**DATA SHOWN**
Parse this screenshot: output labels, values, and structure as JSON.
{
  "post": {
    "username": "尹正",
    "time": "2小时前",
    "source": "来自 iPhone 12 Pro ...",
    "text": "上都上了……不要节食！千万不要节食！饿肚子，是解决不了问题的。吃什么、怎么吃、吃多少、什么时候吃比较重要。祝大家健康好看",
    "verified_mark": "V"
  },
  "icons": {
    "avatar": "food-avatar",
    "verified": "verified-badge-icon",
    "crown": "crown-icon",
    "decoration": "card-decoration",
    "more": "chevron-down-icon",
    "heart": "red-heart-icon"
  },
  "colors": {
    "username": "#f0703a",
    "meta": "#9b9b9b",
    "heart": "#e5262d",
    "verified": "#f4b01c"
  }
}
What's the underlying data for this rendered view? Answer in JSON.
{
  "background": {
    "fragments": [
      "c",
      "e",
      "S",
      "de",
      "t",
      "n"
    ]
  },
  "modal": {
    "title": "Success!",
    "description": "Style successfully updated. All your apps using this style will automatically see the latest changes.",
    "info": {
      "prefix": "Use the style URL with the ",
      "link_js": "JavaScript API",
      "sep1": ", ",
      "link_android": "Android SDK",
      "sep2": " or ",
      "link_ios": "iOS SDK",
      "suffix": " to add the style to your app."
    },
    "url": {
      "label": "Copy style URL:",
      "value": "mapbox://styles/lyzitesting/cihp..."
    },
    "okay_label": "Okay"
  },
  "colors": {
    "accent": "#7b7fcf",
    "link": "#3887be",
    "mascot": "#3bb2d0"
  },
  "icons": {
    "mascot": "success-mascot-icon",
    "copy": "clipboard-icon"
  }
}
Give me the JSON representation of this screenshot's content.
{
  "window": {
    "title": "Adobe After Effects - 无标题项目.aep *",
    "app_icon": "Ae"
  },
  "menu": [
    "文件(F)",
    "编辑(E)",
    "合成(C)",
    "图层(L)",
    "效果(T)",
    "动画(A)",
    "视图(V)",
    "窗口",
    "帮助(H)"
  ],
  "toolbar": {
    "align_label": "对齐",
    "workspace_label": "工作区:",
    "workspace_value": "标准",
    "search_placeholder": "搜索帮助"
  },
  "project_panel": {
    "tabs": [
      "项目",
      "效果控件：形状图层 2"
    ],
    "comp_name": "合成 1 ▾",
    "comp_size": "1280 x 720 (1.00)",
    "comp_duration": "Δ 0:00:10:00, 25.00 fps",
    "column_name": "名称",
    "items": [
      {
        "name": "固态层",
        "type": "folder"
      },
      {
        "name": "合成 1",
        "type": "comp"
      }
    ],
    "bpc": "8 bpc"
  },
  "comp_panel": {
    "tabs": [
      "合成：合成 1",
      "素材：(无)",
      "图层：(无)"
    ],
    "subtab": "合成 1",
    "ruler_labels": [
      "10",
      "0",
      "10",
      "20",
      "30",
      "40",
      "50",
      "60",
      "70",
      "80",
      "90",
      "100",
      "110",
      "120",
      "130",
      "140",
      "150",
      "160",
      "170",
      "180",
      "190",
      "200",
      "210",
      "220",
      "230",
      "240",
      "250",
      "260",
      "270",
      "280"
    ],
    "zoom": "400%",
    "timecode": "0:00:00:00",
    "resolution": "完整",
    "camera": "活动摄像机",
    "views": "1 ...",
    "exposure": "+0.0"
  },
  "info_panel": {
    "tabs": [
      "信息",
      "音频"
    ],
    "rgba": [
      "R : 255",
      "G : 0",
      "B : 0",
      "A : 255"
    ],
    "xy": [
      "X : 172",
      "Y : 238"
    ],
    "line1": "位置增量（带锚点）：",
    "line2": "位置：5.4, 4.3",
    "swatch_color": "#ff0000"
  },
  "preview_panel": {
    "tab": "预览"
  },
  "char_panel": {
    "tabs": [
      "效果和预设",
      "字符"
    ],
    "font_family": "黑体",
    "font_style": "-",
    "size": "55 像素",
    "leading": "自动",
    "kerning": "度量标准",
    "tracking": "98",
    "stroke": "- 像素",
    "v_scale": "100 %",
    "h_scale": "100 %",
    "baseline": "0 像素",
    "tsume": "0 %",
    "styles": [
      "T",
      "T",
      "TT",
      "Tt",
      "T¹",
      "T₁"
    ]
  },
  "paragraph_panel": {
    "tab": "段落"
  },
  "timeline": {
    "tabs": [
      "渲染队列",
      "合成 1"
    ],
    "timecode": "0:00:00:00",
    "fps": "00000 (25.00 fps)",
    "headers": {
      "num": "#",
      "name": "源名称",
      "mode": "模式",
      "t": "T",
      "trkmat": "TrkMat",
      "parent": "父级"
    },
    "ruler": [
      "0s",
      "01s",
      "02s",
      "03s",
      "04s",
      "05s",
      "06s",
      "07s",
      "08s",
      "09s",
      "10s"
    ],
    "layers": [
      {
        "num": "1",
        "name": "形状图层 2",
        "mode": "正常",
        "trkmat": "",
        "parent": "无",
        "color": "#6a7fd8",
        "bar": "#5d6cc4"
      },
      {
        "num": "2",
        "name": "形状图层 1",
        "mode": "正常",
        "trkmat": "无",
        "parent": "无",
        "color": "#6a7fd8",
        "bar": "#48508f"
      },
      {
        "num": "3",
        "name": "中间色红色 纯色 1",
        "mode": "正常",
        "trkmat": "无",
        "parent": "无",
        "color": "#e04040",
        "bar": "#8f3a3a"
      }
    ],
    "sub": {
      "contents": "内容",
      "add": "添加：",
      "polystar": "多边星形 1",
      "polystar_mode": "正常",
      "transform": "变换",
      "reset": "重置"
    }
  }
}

**WHAT YOU WILL DO**
Send back each record exactly as it stands.

**FINISHED ANSWER**
Parse this screenshot: output labels, values, and structure as JSON.
{
  "post": {
    "username": "尹正",
    "time": "2小时前",
    "source": "来自 iPhone 12 Pro ...",
    "text": "上都上了……不要节食！千万不要节食！饿肚子，是解决不了问题的。吃什么、怎么吃、吃多少、什么时候吃比较重要。祝大家健康好看",
    "verified_mark": "V"
  },
  "icons": {
    "avatar": "food-avatar",
    "verified": "verified-badge-icon",
    "crown": "crown-icon",
    "decoration": "card-decoration",
    "more": "chevron-down-icon",
    "heart": "red-heart-icon"
  },
  "colors": {
    "username": "#f0703a",
    "meta": "#9b9b9b",
    "heart": "#e5262d",
    "verified": "#f4b01c"
  }
}
What's the underlying data for this rendered view? Answer in JSON.
{
  "background": {
    "fragments": [
      "c",
      "e",
      "S",
      "de",
      "t",
      "n"
    ]
  },
  "modal": {
    "title": "Success!",
    "description": "Style successfully updated. All your apps using this style will automatically see the latest changes.",
    "info": {
      "prefix": "Use the style URL with the ",
      "link_js": "JavaScript API",
      "sep1": ", ",
      "link_android": "Android SDK",
      "sep2": " or ",
      "link_ios": "iOS SDK",
      "suffix": " to add the style to your app."
    },
    "url": {
      "label": "Copy style URL:",
      "value": "mapbox://styles/lyzitesting/cihp..."
    },
    "okay_label": "Okay"
  },
  "colors": {
    "accent": "#7b7fcf",
    "link": "#3887be",
    "mascot": "#3bb2d0"
  },
  "icons": {
    "mascot": "success-mascot-icon",
    "copy": "clipboard-icon"
  }
}
Give me the JSON representation of this screenshot's content.
{
  "window": {
    "title": "Adobe After Effects - 无标题项目.aep *",
    "app_icon": "Ae"
  },
  "menu": [
    "文件(F)",
    "编辑(E)",
    "合成(C)",
    "图层(L)",
    "效果(T)",
    "动画(A)",
    "视图(V)",
    "窗口",
    "帮助(H)"
  ],
  "toolbar": {
    "align_label": "对齐",
    "workspace_label": "工作区:",
    "workspace_value": "标准",
    "search_placeholder": "搜索帮助"
  },
  "project_panel": {
    "tabs": [
      "项目",
      "效果控件：形状图层 2"
    ],
    "comp_name": "合成 1 ▾",
    "comp_size": "1280 x 720 (1.00)",
    "comp_duration": "Δ 0:00:10:00, 25.00 fps",
    "column_name": "名称",
    "items": [
      {
        "name": "固态层",
        "type": "folder"
      },
      {
        "name": "合成 1",
        "type": "comp"
      }
    ],
    "bpc": "8 bpc"
  },
  "comp_panel": {
    "tabs": [
      "合成：合成 1",
      "素材：(无)",
      "图层：(无)"
    ],
    "subtab": "合成 1",
    "ruler_labels": [
      "10",
      "0",
      "10",
      "20",
      "30",
      "40",
      "50",
      "60",
      "70",
      "80",
      "90",
      "100",
      "110",
      "120",
      "130",
      "140",
      "150",
      "160",
      "170",
      "180",
      "190",
      "200",
      "210",
      "220",
      "230",
      "240",
      "250",
      "260",
      "270",
      "280"
    ],
    "zoom": "400%",
    "timecode": "0:00:00:00",
    "resolution": "完整",
    "camera": "活动摄像机",
    "views": "1 ...",
    "exposure": "+0.0"
  },
  "info_panel": {
    "tabs": [
      "信息",
      "音频"
    ],
    "rgba": [
      "R : 255",
      "G : 0",
      "B : 0",
      "A : 255"
    ],
    "xy": [
      "X : 172",
      "Y : 238"
    ],
    "line1": "位置增量（带锚点）：",
    "line2": "位置：5.4, 4.3",
    "swatch_color": "#ff0000"
  },
  "preview_panel": {
    "tab": "预览"
  },
  "char_panel": {
    "tabs": [
      "效果和预设",
      "字符"
    ],
    "font_family": "黑体",
    "font_style": "-",
    "size": "55 像素",
    "leading": "自动",
    "kerning": "度量标准",
    "tracking": "98",
    "stroke": "- 像素",
    "v_scale": "100 %",
    "h_scale": "100 %",
    "baseline": "0 像素",
    "tsume": "0 %",
    "styles": [
      "T",
      "T",
      "TT",
      "Tt",
      "T¹",
      "T₁"
    ]
  },
  "paragraph_panel": {
    "tab": "段落"
  },
  "timeline": {
    "tabs": [
      "渲染队列",
      "合成 1"
    ],
    "timecode": "0:00:00:00",
    "fps": "00000 (25.00 fps)",
    "headers": {
      "num": "#",
      "name": "源名称",
      "mode": "模式",
      "t": "T",
      "trkmat": "TrkMat",
      "parent": "父级"
    },
    "ruler": [
      "0s",
      "01s",
      "02s",
      "03s",
      "04s",
      "05s",
      "06s",
      "07s",
      "08s",
      "09s",
      "10s"
    ],
    "layers": [
      {
        "num": "1",
        "name": "形状图层 2",
        "mode": "正常",
        "trkmat": "",
        "parent": "无",
        "color": "#6a7fd8",
        "bar": "#5d6cc4"
      },
      {
        "num": "2",
        "name": "形状图层 1",
        "mode": "正常",
        "trkmat": "无",
        "parent": "无",
        "color": "#6a7fd8",
        "bar": "#48508f"
      },
      {
        "num": "3",
        "name": "中间色红色 纯色 1",
        "mode": "正常",
        "trkmat": "无",
        "parent": "无",
        "color": "#e04040",
        "bar": "#8f3a3a"
      }
    ],
    "sub": {
      "contents": "内容",
      "add": "添加：",
      "polystar": "多边星形 1",
      "polystar_mode": "正常",
      "transform": "变换",
      "reset": "重置"
    }
  }
}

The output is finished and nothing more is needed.